__What is needed__:
Look through the entries below and report how many lines hold the string "name". Only the number is wanted.

-------- Records for the task --------

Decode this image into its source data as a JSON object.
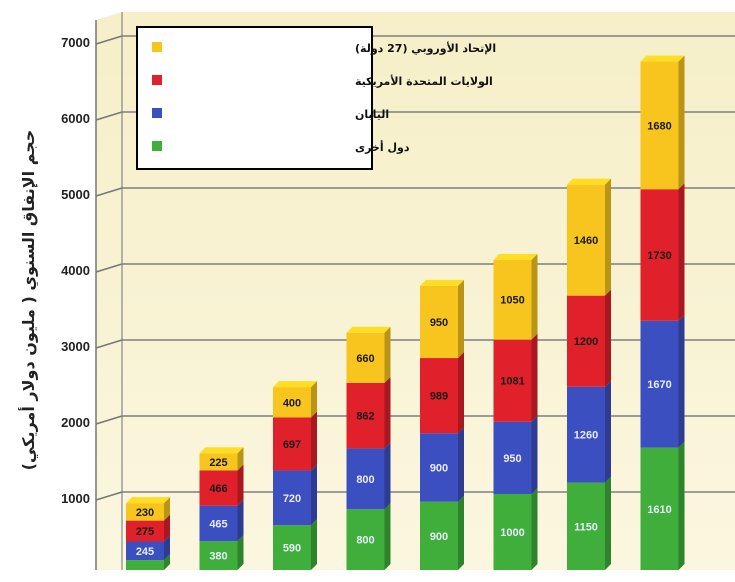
{
  "chart_data": {
    "type": "bar",
    "stacked": true,
    "ylabel": "حجم الإنفاق السنوي ( مليون دولار أمريكي)",
    "xlabel": "",
    "title": "",
    "ylim": [
      0,
      7000
    ],
    "yticks": [
      "1000",
      "2000",
      "3000",
      "4000",
      "5000",
      "6000",
      "7000"
    ],
    "grid": true,
    "legend_position": "top-left",
    "bars": 8,
    "series": [
      {
        "name": "دول أخرى",
        "color": "#3fae3a",
        "values": [
          130,
          380,
          590,
          800,
          900,
          1000,
          1150,
          1610
        ],
        "labels": [
          "",
          "380",
          "590",
          "800",
          "900",
          "1000",
          "1150",
          "1610"
        ]
      },
      {
        "name": "اليابان",
        "color": "#3c4fc0",
        "values": [
          245,
          465,
          720,
          800,
          900,
          950,
          1260,
          1670
        ],
        "labels": [
          "245",
          "465",
          "720",
          "800",
          "900",
          "950",
          "1260",
          "1670"
        ]
      },
      {
        "name": "الولايات المتحدة الأمريكية",
        "color": "#e0202a",
        "values": [
          275,
          466,
          697,
          862,
          989,
          1081,
          1200,
          1730
        ],
        "labels": [
          "275",
          "466",
          "697",
          "862",
          "989",
          "1081",
          "1200",
          "1730"
        ]
      },
      {
        "name": "الإتحاد الأوروبي (27 دولة)",
        "color": "#f7c51e",
        "values": [
          230,
          225,
          400,
          660,
          950,
          1050,
          1460,
          1680
        ],
        "labels": [
          "230",
          "225",
          "400",
          "660",
          "950",
          "1050",
          "1460",
          "1680"
        ]
      }
    ]
  }
}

--------

__Problem solution__:
4